- Exercise aim: The data must be written out once more, precisely as given.

[begin Listed entries]

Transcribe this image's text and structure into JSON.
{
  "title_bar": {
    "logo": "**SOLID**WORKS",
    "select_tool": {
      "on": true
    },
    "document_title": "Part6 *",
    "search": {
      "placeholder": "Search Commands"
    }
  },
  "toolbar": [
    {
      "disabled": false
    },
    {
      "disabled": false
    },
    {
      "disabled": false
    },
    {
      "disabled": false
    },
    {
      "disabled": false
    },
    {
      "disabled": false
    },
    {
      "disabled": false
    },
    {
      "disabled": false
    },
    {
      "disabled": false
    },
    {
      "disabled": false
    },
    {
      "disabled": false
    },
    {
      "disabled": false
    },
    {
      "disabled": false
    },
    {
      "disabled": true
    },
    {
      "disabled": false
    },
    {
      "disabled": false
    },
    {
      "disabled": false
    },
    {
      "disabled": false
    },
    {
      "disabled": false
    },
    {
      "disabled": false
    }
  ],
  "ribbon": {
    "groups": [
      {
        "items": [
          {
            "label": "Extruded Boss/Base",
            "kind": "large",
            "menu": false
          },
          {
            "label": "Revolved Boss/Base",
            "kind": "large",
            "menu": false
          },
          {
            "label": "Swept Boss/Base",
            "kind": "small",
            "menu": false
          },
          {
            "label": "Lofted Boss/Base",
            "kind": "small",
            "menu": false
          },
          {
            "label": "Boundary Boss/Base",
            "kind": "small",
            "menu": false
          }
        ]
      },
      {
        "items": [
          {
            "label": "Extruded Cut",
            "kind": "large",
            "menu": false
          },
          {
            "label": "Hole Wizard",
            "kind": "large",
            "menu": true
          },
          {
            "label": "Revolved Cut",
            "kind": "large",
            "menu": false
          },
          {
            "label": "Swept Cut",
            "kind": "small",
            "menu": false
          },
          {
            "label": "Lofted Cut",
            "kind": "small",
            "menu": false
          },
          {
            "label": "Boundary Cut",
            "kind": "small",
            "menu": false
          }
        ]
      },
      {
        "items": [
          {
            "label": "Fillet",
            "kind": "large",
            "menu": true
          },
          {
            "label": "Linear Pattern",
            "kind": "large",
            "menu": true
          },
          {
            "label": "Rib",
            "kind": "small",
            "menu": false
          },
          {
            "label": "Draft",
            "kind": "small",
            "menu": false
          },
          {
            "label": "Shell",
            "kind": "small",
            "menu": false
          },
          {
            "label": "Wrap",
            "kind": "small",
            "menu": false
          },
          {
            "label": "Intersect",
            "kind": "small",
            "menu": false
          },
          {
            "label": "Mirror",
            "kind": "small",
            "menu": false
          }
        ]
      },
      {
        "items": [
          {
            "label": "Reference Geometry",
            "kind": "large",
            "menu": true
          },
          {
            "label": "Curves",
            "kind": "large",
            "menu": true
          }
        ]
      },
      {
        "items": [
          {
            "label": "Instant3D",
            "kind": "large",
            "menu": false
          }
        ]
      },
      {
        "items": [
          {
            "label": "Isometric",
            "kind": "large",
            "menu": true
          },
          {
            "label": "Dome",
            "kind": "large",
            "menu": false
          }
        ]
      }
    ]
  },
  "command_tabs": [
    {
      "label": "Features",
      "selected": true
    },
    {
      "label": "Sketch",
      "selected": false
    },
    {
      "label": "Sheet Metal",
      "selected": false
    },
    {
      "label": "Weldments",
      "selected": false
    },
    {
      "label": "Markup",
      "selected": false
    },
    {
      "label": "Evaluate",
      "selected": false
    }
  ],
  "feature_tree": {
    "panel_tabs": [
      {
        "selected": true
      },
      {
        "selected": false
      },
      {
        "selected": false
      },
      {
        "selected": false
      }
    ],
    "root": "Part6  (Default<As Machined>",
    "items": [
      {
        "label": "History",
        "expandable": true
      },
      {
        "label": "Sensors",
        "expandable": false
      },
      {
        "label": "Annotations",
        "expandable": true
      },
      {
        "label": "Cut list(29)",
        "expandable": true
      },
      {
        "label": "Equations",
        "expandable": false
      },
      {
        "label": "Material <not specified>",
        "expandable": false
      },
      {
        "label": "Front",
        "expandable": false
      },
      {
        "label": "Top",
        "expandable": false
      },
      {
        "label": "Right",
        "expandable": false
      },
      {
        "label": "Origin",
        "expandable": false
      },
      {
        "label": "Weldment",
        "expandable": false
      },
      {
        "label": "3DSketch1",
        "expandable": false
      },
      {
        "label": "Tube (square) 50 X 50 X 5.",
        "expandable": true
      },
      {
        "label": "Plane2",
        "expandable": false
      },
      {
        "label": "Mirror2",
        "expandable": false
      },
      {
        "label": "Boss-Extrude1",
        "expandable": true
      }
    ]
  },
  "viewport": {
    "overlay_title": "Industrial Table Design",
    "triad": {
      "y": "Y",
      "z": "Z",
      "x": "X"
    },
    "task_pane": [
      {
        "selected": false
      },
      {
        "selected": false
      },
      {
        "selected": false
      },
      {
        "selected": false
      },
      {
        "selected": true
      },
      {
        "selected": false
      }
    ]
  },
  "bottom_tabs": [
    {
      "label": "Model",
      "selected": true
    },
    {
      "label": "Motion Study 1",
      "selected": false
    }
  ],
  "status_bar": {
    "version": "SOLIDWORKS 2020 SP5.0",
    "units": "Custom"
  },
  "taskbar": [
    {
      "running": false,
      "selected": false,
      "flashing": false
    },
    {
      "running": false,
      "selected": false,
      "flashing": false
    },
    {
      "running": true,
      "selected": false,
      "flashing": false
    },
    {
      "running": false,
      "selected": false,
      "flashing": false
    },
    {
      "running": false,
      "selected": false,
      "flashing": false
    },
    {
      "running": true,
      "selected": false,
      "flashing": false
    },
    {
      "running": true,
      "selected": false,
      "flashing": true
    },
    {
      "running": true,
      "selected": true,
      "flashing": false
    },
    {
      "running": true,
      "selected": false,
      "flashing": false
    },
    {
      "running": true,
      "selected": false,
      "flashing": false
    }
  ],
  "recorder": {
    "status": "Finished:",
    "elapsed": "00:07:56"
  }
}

[end Listed entries]

- Response below:
Transcribe this image's text and structure into JSON.
{
  "title_bar": {
    "logo": "**SOLID**WORKS",
    "select_tool": {
      "on": true
    },
    "document_title": "Part6 *",
    "search": {
      "placeholder": "Search Commands"
    }
  },
  "toolbar": [
    {
      "disabled": false
    },
    {
      "disabled": false
    },
    {
      "disabled": false
    },
    {
      "disabled": false
    },
    {
      "disabled": false
    },
    {
      "disabled": false
    },
    {
      "disabled": false
    },
    {
      "disabled": false
    },
    {
      "disabled": false
    },
    {
      "disabled": false
    },
    {
      "disabled": false
    },
    {
      "disabled": false
    },
    {
      "disabled": false
    },
    {
      "disabled": true
    },
    {
      "disabled": false
    },
    {
      "disabled": false
    },
    {
      "disabled": false
    },
    {
      "disabled": false
    },
    {
      "disabled": false
    },
    {
      "disabled": false
    }
  ],
  "ribbon": {
    "groups": [
      {
        "items": [
          {
            "label": "Extruded Boss/Base",
            "kind": "large",
            "menu": false
          },
          {
            "label": "Revolved Boss/Base",
            "kind": "large",
            "menu": false
          },
          {
            "label": "Swept Boss/Base",
            "kind": "small",
            "menu": false
          },
          {
            "label": "Lofted Boss/Base",
            "kind": "small",
            "menu": false
          },
          {
            "label": "Boundary Boss/Base",
            "kind": "small",
            "menu": false
          }
        ]
      },
      {
        "items": [
          {
            "label": "Extruded Cut",
            "kind": "large",
            "menu": false
          },
          {
            "label": "Hole Wizard",
            "kind": "large",
            "menu": true
          },
          {
            "label": "Revolved Cut",
            "kind": "large",
            "menu": false
          },
          {
            "label": "Swept Cut",
            "kind": "small",
            "menu": false
          },
          {
            "label": "Lofted Cut",
            "kind": "small",
            "menu": false
          },
          {
            "label": "Boundary Cut",
            "kind": "small",
            "menu": false
          }
        ]
      },
      {
        "items": [
          {
            "label": "Fillet",
            "kind": "large",
            "menu": true
          },
          {
            "label": "Linear Pattern",
            "kind": "large",
            "menu": true
          },
          {
            "label": "Rib",
            "kind": "small",
            "menu": false
          },
          {
            "label": "Draft",
            "kind": "small",
            "menu": false
          },
          {
            "label": "Shell",
            "kind": "small",
            "menu": false
          },
          {
            "label": "Wrap",
            "kind": "small",
            "menu": false
          },
          {
            "label": "Intersect",
            "kind": "small",
            "menu": false
          },
          {
            "label": "Mirror",
            "kind": "small",
            "menu": false
          }
        ]
      },
      {
        "items": [
          {
            "label": "Reference Geometry",
            "kind": "large",
            "menu": true
          },
          {
            "label": "Curves",
            "kind": "large",
            "menu": true
          }
        ]
      },
      {
        "items": [
          {
            "label": "Instant3D",
            "kind": "large",
            "menu": false
          }
        ]
      },
      {
        "items": [
          {
            "label": "Isometric",
            "kind": "large",
            "menu": true
          },
          {
            "label": "Dome",
            "kind": "large",
            "menu": false
          }
        ]
      }
    ]
  },
  "command_tabs": [
    {
      "label": "Features",
      "selected": true
    },
    {
      "label": "Sketch",
      "selected": false
    },
    {
      "label": "Sheet Metal",
      "selected": false
    },
    {
      "label": "Weldments",
      "selected": false
    },
    {
      "label": "Markup",
      "selected": false
    },
    {
      "label": "Evaluate",
      "selected": false
    }
  ],
  "feature_tree": {
    "panel_tabs": [
      {
        "selected": true
      },
      {
        "selected": false
      },
      {
        "selected": false
      },
      {
        "selected": false
      }
    ],
    "root": "Part6  (Default<As Machined>",
    "items": [
      {
        "label": "History",
        "expandable": true
      },
      {
        "label": "Sensors",
        "expandable": false
      },
      {
        "label": "Annotations",
        "expandable": true
      },
      {
        "label": "Cut list(29)",
        "expandable": true
      },
      {
        "label": "Equations",
        "expandable": false
      },
      {
        "label": "Material <not specified>",
        "expandable": false
      },
      {
        "label": "Front",
        "expandable": false
      },
      {
        "label": "Top",
        "expandable": false
      },
      {
        "label": "Right",
        "expandable": false
      },
      {
        "label": "Origin",
        "expandable": false
      },
      {
        "label": "Weldment",
        "expandable": false
      },
      {
        "label": "3DSketch1",
        "expandable": false
      },
      {
        "label": "Tube (square) 50 X 50 X 5.",
        "expandable": true
      },
      {
        "label": "Plane2",
        "expandable": false
      },
      {
        "label": "Mirror2",
        "expandable": false
      },
      {
        "label": "Boss-Extrude1",
        "expandable": true
      }
    ]
  },
  "viewport": {
    "overlay_title": "Industrial Table Design",
    "triad": {
      "y": "Y",
      "z": "Z",
      "x": "X"
    },
    "task_pane": [
      {
        "selected": false
      },
      {
        "selected": false
      },
      {
        "selected": false
      },
      {
        "selected": false
      },
      {
        "selected": true
      },
      {
        "selected": false
      }
    ]
  },
  "bottom_tabs": [
    {
      "label": "Model",
      "selected": true
    },
    {
      "label": "Motion Study 1",
      "selected": false
    }
  ],
  "status_bar": {
    "version": "SOLIDWORKS 2020 SP5.0",
    "units": "Custom"
  },
  "taskbar": [
    {
      "running": false,
      "selected": false,
      "flashing": false
    },
    {
      "running": false,
      "selected": false,
      "flashing": false
    },
    {
      "running": true,
      "selected": false,
      "flashing": false
    },
    {
      "running": false,
      "selected": false,
      "flashing": false
    },
    {
      "running": false,
      "selected": false,
      "flashing": false
    },
    {
      "running": true,
      "selected": false,
      "flashing": false
    },
    {
      "running": true,
      "selected": false,
      "flashing": true
    },
    {
      "running": true,
      "selected": true,
      "flashing": false
    },
    {
      "running": true,
      "selected": false,
      "flashing": false
    },
    {
      "running": true,
      "selected": false,
      "flashing": false
    }
  ],
  "recorder": {
    "status": "Finished:",
    "elapsed": "00:07:56"
  }
}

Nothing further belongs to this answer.